§ **BRIEF**: Without altering anything, output the material below.
>> START
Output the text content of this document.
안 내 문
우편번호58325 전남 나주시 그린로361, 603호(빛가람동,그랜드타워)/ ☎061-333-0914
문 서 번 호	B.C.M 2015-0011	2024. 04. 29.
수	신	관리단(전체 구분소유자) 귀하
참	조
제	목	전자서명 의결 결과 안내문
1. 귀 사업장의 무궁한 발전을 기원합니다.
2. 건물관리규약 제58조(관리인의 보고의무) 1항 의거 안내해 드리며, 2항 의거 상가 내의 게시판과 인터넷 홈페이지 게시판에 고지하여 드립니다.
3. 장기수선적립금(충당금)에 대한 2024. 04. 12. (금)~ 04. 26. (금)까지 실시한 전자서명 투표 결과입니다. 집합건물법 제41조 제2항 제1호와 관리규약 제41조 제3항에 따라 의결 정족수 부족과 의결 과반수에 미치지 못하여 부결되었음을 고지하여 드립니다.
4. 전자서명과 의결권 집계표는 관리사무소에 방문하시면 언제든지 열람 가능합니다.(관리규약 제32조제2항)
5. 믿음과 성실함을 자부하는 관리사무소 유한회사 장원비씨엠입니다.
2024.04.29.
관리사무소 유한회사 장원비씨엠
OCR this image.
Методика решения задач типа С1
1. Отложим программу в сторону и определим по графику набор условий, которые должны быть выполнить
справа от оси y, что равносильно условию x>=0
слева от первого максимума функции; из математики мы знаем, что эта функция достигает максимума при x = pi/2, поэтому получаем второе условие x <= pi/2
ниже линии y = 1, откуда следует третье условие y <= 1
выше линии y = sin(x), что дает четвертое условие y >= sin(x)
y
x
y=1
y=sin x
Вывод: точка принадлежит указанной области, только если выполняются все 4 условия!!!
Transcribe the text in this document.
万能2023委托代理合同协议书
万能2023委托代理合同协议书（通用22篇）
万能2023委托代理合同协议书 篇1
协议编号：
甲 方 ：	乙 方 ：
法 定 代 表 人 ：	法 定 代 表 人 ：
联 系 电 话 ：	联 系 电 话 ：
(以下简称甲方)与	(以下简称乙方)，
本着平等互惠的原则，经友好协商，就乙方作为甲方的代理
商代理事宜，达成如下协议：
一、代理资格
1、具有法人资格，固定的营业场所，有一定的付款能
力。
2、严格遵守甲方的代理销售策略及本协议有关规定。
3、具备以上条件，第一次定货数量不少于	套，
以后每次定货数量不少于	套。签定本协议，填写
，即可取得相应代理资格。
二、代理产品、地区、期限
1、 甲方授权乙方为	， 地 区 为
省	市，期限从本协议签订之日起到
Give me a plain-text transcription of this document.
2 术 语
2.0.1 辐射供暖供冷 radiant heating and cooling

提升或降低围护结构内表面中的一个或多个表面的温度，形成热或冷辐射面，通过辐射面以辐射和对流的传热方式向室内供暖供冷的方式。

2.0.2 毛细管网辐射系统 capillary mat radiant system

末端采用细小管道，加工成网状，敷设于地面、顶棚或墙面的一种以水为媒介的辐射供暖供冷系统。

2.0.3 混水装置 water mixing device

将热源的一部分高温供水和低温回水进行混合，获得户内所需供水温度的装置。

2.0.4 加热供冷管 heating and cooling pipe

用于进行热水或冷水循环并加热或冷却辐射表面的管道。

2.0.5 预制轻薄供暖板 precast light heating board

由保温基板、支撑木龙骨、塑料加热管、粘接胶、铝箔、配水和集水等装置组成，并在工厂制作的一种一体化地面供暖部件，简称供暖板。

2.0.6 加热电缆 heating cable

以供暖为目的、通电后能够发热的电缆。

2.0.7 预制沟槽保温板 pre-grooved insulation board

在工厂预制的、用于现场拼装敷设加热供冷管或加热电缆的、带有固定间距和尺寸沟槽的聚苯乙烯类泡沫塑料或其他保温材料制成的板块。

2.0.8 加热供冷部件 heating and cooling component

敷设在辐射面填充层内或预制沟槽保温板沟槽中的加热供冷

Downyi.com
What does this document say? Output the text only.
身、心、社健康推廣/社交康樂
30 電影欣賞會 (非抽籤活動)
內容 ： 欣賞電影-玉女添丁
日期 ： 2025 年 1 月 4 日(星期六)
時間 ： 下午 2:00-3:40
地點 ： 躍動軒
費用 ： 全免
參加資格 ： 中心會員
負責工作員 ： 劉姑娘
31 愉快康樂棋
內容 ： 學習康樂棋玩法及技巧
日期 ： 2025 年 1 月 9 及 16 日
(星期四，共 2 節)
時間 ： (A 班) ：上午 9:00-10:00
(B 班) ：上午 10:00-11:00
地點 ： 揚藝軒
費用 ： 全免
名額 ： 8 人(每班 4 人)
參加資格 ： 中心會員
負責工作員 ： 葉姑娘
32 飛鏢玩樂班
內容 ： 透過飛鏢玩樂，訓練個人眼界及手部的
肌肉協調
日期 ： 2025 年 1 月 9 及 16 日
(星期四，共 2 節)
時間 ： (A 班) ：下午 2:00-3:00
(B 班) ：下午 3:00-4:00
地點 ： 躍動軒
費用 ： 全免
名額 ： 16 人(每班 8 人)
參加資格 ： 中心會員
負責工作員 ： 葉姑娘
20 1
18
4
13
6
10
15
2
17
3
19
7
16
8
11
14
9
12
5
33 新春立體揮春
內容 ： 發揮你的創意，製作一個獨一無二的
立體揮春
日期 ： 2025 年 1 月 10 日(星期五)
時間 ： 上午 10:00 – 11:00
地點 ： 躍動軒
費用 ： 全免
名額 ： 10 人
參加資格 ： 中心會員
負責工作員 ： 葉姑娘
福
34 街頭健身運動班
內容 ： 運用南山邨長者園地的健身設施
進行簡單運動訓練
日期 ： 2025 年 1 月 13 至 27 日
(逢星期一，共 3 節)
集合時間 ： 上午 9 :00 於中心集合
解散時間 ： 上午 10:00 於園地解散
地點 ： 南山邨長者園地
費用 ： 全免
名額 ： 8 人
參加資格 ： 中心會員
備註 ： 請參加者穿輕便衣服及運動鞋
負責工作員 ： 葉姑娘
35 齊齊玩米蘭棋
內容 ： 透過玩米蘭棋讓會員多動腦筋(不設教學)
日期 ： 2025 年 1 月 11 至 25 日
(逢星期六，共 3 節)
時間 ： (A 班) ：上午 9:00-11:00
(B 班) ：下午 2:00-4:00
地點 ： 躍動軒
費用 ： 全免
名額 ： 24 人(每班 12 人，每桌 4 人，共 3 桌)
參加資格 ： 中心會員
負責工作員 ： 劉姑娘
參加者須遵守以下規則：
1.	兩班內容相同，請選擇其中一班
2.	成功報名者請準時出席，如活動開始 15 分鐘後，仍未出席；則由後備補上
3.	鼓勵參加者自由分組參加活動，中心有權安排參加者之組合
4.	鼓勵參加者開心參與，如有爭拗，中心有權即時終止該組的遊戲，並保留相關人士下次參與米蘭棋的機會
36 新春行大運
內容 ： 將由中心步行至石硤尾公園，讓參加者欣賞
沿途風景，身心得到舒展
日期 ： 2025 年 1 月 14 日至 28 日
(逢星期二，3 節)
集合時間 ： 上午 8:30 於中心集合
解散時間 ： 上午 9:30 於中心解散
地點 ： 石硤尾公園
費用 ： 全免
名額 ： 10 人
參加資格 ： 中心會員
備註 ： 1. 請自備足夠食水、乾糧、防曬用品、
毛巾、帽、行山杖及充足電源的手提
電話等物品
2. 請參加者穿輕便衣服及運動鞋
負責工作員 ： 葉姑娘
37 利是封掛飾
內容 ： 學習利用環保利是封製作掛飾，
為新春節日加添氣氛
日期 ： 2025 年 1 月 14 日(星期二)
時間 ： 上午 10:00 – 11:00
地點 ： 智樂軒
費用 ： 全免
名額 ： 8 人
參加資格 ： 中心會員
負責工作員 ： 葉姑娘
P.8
>> END
§ **SOLUTION TO THIS PROBLEM**:
Output the text content of this document.
안 내 문
우편번호58325 전남 나주시 그린로361, 603호(빛가람동,그랜드타워)/ ☎061-333-0914
문 서 번 호	B.C.M 2015-0011	2024. 04. 29.
수	신	관리단(전체 구분소유자) 귀하
참	조
제	목	전자서명 의결 결과 안내문
1. 귀 사업장의 무궁한 발전을 기원합니다.
2. 건물관리규약 제58조(관리인의 보고의무) 1항 의거 안내해 드리며, 2항 의거 상가 내의 게시판과 인터넷 홈페이지 게시판에 고지하여 드립니다.
3. 장기수선적립금(충당금)에 대한 2024. 04. 12. (금)~ 04. 26. (금)까지 실시한 전자서명 투표 결과입니다. 집합건물법 제41조 제2항 제1호와 관리규약 제41조 제3항에 따라 의결 정족수 부족과 의결 과반수에 미치지 못하여 부결되었음을 고지하여 드립니다.
4. 전자서명과 의결권 집계표는 관리사무소에 방문하시면 언제든지 열람 가능합니다.(관리규약 제32조제2항)
5. 믿음과 성실함을 자부하는 관리사무소 유한회사 장원비씨엠입니다.
2024.04.29.
관리사무소 유한회사 장원비씨엠
OCR this image.
Методика решения задач типа С1
1. Отложим программу в сторону и определим по графику набор условий, которые должны быть выполнить
справа от оси y, что равносильно условию x>=0
слева от первого максимума функции; из математики мы знаем, что эта функция достигает максимума при x = pi/2, поэтому получаем второе условие x <= pi/2
ниже линии y = 1, откуда следует третье условие y <= 1
выше линии y = sin(x), что дает четвертое условие y >= sin(x)
y
x
y=1
y=sin x
Вывод: точка принадлежит указанной области, только если выполняются все 4 условия!!!
Transcribe the text in this document.
万能2023委托代理合同协议书
万能2023委托代理合同协议书（通用22篇）
万能2023委托代理合同协议书 篇1
协议编号：
甲 方 ：	乙 方 ：
法 定 代 表 人 ：	法 定 代 表 人 ：
联 系 电 话 ：	联 系 电 话 ：
(以下简称甲方)与	(以下简称乙方)，
本着平等互惠的原则，经友好协商，就乙方作为甲方的代理
商代理事宜，达成如下协议：
一、代理资格
1、具有法人资格，固定的营业场所，有一定的付款能
力。
2、严格遵守甲方的代理销售策略及本协议有关规定。
3、具备以上条件，第一次定货数量不少于	套，
以后每次定货数量不少于	套。签定本协议，填写
，即可取得相应代理资格。
二、代理产品、地区、期限
1、 甲方授权乙方为	， 地 区 为
省	市，期限从本协议签订之日起到
Give me a plain-text transcription of this document.
2 术 语
2.0.1 辐射供暖供冷 radiant heating and cooling

提升或降低围护结构内表面中的一个或多个表面的温度，形成热或冷辐射面，通过辐射面以辐射和对流的传热方式向室内供暖供冷的方式。

2.0.2 毛细管网辐射系统 capillary mat radiant system

末端采用细小管道，加工成网状，敷设于地面、顶棚或墙面的一种以水为媒介的辐射供暖供冷系统。

2.0.3 混水装置 water mixing device

将热源的一部分高温供水和低温回水进行混合，获得户内所需供水温度的装置。

2.0.4 加热供冷管 heating and cooling pipe

用于进行热水或冷水循环并加热或冷却辐射表面的管道。

2.0.5 预制轻薄供暖板 precast light heating board

由保温基板、支撑木龙骨、塑料加热管、粘接胶、铝箔、配水和集水等装置组成，并在工厂制作的一种一体化地面供暖部件，简称供暖板。

2.0.6 加热电缆 heating cable

以供暖为目的、通电后能够发热的电缆。

2.0.7 预制沟槽保温板 pre-grooved insulation board

在工厂预制的、用于现场拼装敷设加热供冷管或加热电缆的、带有固定间距和尺寸沟槽的聚苯乙烯类泡沫塑料或其他保温材料制成的板块。

2.0.8 加热供冷部件 heating and cooling component

敷设在辐射面填充层内或预制沟槽保温板沟槽中的加热供冷

Downyi.com
What does this document say? Output the text only.
身、心、社健康推廣/社交康樂
30 電影欣賞會 (非抽籤活動)
內容 ： 欣賞電影-玉女添丁
日期 ： 2025 年 1 月 4 日(星期六)
時間 ： 下午 2:00-3:40
地點 ： 躍動軒
費用 ： 全免
參加資格 ： 中心會員
負責工作員 ： 劉姑娘
31 愉快康樂棋
內容 ： 學習康樂棋玩法及技巧
日期 ： 2025 年 1 月 9 及 16 日
(星期四，共 2 節)
時間 ： (A 班) ：上午 9:00-10:00
(B 班) ：上午 10:00-11:00
地點 ： 揚藝軒
費用 ： 全免
名額 ： 8 人(每班 4 人)
參加資格 ： 中心會員
負責工作員 ： 葉姑娘
32 飛鏢玩樂班
內容 ： 透過飛鏢玩樂，訓練個人眼界及手部的
肌肉協調
日期 ： 2025 年 1 月 9 及 16 日
(星期四，共 2 節)
時間 ： (A 班) ：下午 2:00-3:00
(B 班) ：下午 3:00-4:00
地點 ： 躍動軒
費用 ： 全免
名額 ： 16 人(每班 8 人)
參加資格 ： 中心會員
負責工作員 ： 葉姑娘
20 1
18
4
13
6
10
15
2
17
3
19
7
16
8
11
14
9
12
5
33 新春立體揮春
內容 ： 發揮你的創意，製作一個獨一無二的
立體揮春
日期 ： 2025 年 1 月 10 日(星期五)
時間 ： 上午 10:00 – 11:00
地點 ： 躍動軒
費用 ： 全免
名額 ： 10 人
參加資格 ： 中心會員
負責工作員 ： 葉姑娘
福
34 街頭健身運動班
內容 ： 運用南山邨長者園地的健身設施
進行簡單運動訓練
日期 ： 2025 年 1 月 13 至 27 日
(逢星期一，共 3 節)
集合時間 ： 上午 9 :00 於中心集合
解散時間 ： 上午 10:00 於園地解散
地點 ： 南山邨長者園地
費用 ： 全免
名額 ： 8 人
參加資格 ： 中心會員
備註 ： 請參加者穿輕便衣服及運動鞋
負責工作員 ： 葉姑娘
35 齊齊玩米蘭棋
內容 ： 透過玩米蘭棋讓會員多動腦筋(不設教學)
日期 ： 2025 年 1 月 11 至 25 日
(逢星期六，共 3 節)
時間 ： (A 班) ：上午 9:00-11:00
(B 班) ：下午 2:00-4:00
地點 ： 躍動軒
費用 ： 全免
名額 ： 24 人(每班 12 人，每桌 4 人，共 3 桌)
參加資格 ： 中心會員
負責工作員 ： 劉姑娘
參加者須遵守以下規則：
1.	兩班內容相同，請選擇其中一班
2.	成功報名者請準時出席，如活動開始 15 分鐘後，仍未出席；則由後備補上
3.	鼓勵參加者自由分組參加活動，中心有權安排參加者之組合
4.	鼓勵參加者開心參與，如有爭拗，中心有權即時終止該組的遊戲，並保留相關人士下次參與米蘭棋的機會
36 新春行大運
內容 ： 將由中心步行至石硤尾公園，讓參加者欣賞
沿途風景，身心得到舒展
日期 ： 2025 年 1 月 14 日至 28 日
(逢星期二，3 節)
集合時間 ： 上午 8:30 於中心集合
解散時間 ： 上午 9:30 於中心解散
地點 ： 石硤尾公園
費用 ： 全免
名額 ： 10 人
參加資格 ： 中心會員
備註 ： 1. 請自備足夠食水、乾糧、防曬用品、
毛巾、帽、行山杖及充足電源的手提
電話等物品
2. 請參加者穿輕便衣服及運動鞋
負責工作員 ： 葉姑娘
37 利是封掛飾
內容 ： 學習利用環保利是封製作掛飾，
為新春節日加添氣氛
日期 ： 2025 年 1 月 14 日(星期二)
時間 ： 上午 10:00 – 11:00
地點 ： 智樂軒
費用 ： 全免
名額 ： 8 人
參加資格 ： 中心會員
負責工作員 ： 葉姑娘
P.8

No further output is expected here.